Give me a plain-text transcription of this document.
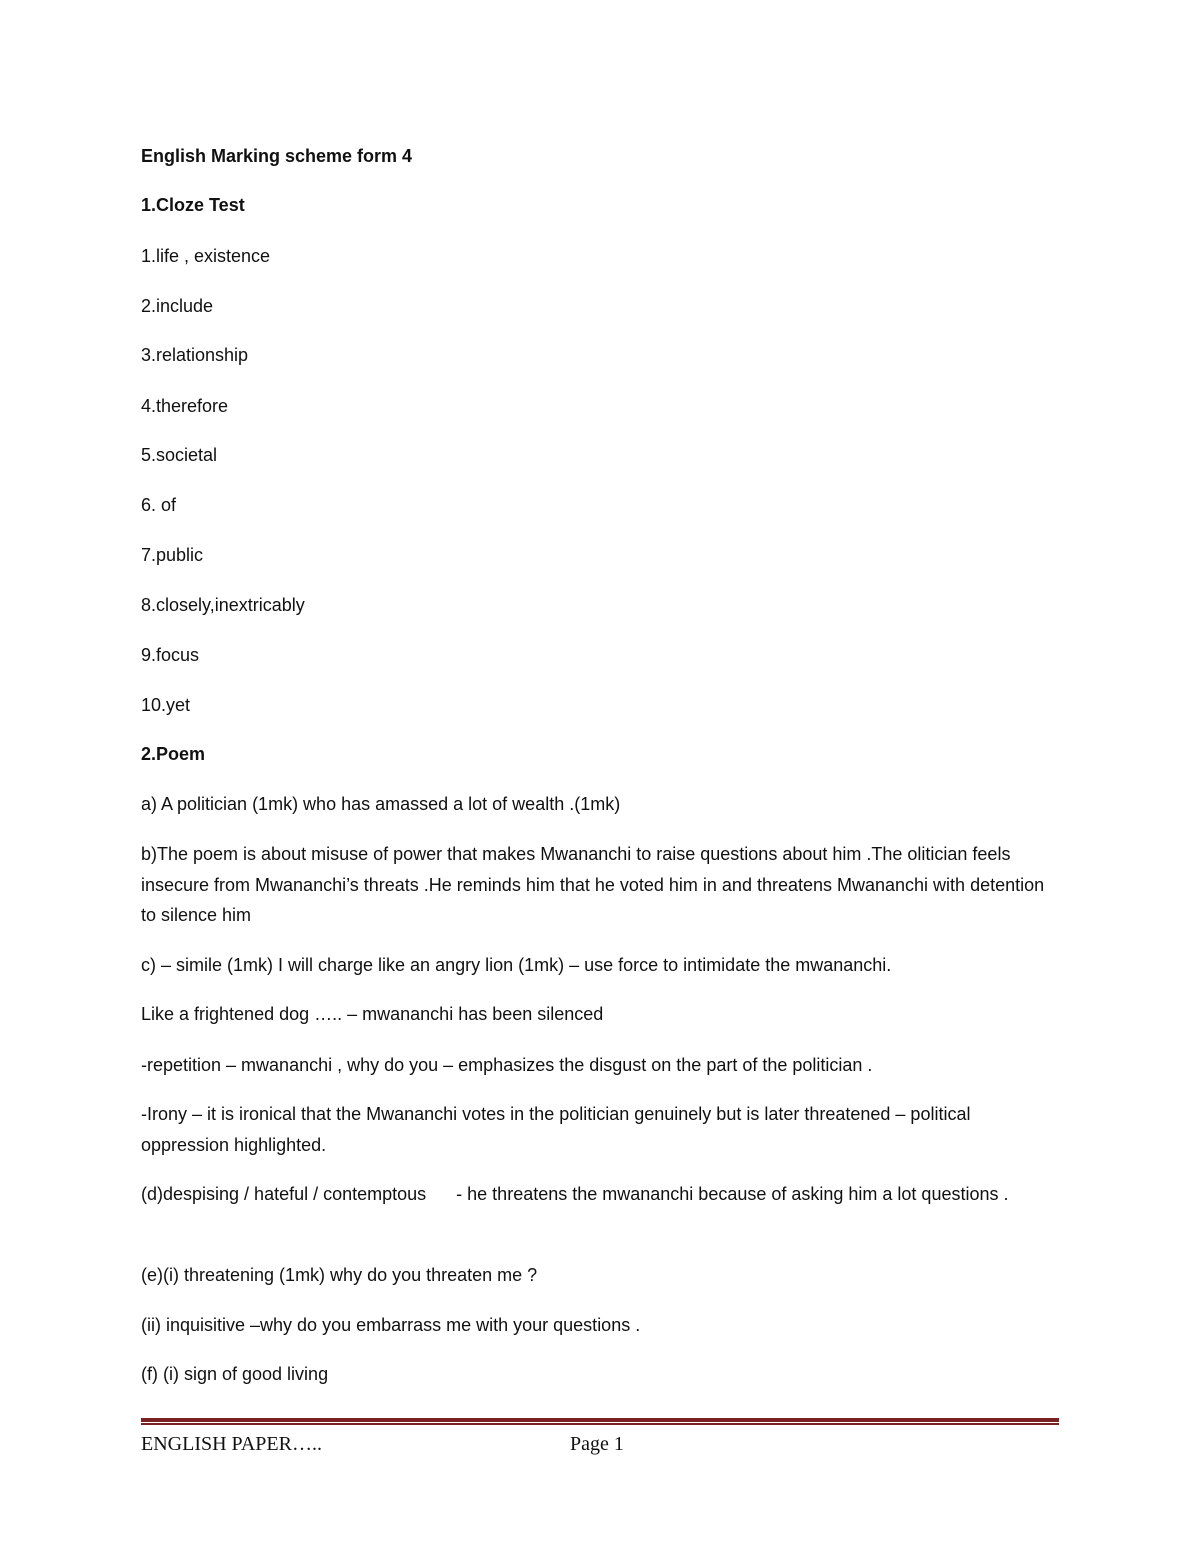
English Marking scheme form 4

1.Cloze Test

1.life , existence

2.include

3.relationship

4.therefore

5.societal

6. of

7.public

8.closely,inextricably

9.focus

10.yet

2.Poem

a) A politician (1mk) who has amassed a lot of wealth .(1mk)

b)The poem is about misuse of power that makes Mwananchi to raise questions about him .The olitician feels insecure from Mwananchi’s threats .He reminds him that he voted him in and threatens Mwananchi with detention to silence him

c) – simile (1mk) I will charge like an angry lion (1mk) – use force to intimidate the mwananchi.

Like a frightened dog ….. – mwananchi has been silenced

-repetition – mwananchi , why do you – emphasizes the disgust on the part of the politician .

-Irony – it is ironical that the Mwananchi votes in the politician genuinely but is later threatened – political oppression highlighted.

(d)despising / hateful / contemptous      - he threatens the mwananchi because of asking him a lot questions .

(e)(i) threatening (1mk) why do you threaten me ?

(ii) inquisitive –why do you embarrass me with your questions .

(f) (i) sign of good living

ENGLISH PAPER…..	Page 1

· · ·

### [Task instructions]
Copy the records above exactly, leaving out every picture.

### [Solution for this problem]
Give me a plain-text transcription of this document.
English Marking scheme form 4

1.Cloze Test

1.life , existence

2.include

3.relationship

4.therefore

5.societal

6. of

7.public

8.closely,inextricably

9.focus

10.yet

2.Poem

a) A politician (1mk) who has amassed a lot of wealth .(1mk)

b)The poem is about misuse of power that makes Mwananchi to raise questions about him .The olitician feels insecure from Mwananchi’s threats .He reminds him that he voted him in and threatens Mwananchi with detention to silence him

c) – simile (1mk) I will charge like an angry lion (1mk) – use force to intimidate the mwananchi.

Like a frightened dog ….. – mwananchi has been silenced

-repetition – mwananchi , why do you – emphasizes the disgust on the part of the politician .

-Irony – it is ironical that the Mwananchi votes in the politician genuinely but is later threatened – political oppression highlighted.

(d)despising / hateful / contemptous      - he threatens the mwananchi because of asking him a lot questions .

(e)(i) threatening (1mk) why do you threaten me ?

(ii) inquisitive –why do you embarrass me with your questions .

(f) (i) sign of good living

ENGLISH PAPER…..	Page 1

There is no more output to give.